GIVEN EXERCISE: Filter the entries below, keeping every line that has the word "playing".

-*-*-

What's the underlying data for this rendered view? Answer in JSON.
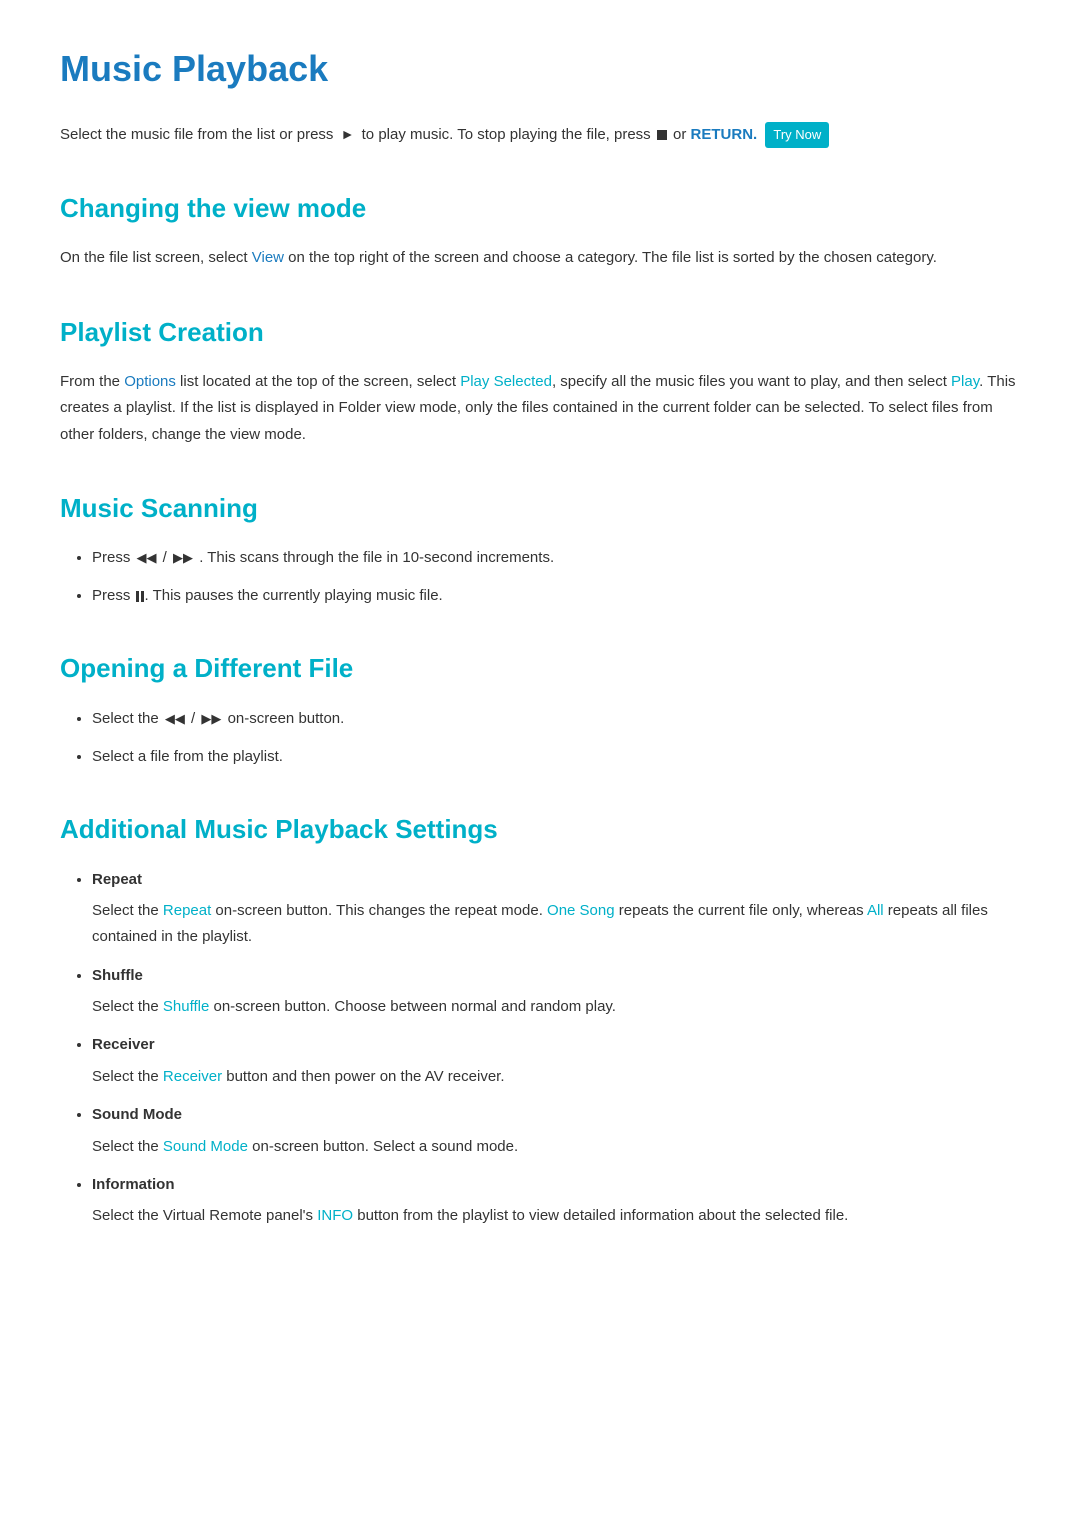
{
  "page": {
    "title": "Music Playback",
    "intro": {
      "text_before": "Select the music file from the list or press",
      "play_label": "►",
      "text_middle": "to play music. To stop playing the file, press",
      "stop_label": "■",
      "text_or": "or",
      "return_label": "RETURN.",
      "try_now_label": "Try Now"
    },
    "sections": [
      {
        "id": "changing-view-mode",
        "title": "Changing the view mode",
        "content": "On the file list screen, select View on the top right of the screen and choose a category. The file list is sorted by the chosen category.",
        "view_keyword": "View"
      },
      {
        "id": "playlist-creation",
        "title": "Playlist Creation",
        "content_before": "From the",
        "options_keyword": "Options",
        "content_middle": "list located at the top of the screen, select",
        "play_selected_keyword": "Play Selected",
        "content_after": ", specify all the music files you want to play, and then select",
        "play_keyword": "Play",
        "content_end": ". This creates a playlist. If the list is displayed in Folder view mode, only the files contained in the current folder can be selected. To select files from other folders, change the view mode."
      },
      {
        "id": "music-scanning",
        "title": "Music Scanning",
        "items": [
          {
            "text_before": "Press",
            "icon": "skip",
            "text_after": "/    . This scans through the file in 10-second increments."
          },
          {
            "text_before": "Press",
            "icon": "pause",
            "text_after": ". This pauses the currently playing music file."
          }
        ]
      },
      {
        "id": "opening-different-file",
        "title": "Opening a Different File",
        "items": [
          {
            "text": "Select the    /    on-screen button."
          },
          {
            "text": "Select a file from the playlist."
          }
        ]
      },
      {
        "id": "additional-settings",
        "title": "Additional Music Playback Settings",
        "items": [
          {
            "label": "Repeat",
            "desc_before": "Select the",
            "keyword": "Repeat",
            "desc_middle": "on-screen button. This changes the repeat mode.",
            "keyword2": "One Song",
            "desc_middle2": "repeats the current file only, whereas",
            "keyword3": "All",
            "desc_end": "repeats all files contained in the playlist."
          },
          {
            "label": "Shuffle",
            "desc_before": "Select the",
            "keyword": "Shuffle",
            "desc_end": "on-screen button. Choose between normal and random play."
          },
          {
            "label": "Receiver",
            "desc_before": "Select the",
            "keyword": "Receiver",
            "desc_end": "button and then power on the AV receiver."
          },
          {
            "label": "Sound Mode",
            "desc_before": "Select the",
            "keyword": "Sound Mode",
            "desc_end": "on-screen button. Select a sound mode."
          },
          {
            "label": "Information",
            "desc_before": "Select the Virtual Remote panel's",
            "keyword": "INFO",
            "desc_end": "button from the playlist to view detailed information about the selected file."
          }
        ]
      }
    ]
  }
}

-*-*-

FINISHED ANSWER:
      "text_middle": "to play music. To stop playing the file, press",
            "text_after": ". This pauses the currently playing music file."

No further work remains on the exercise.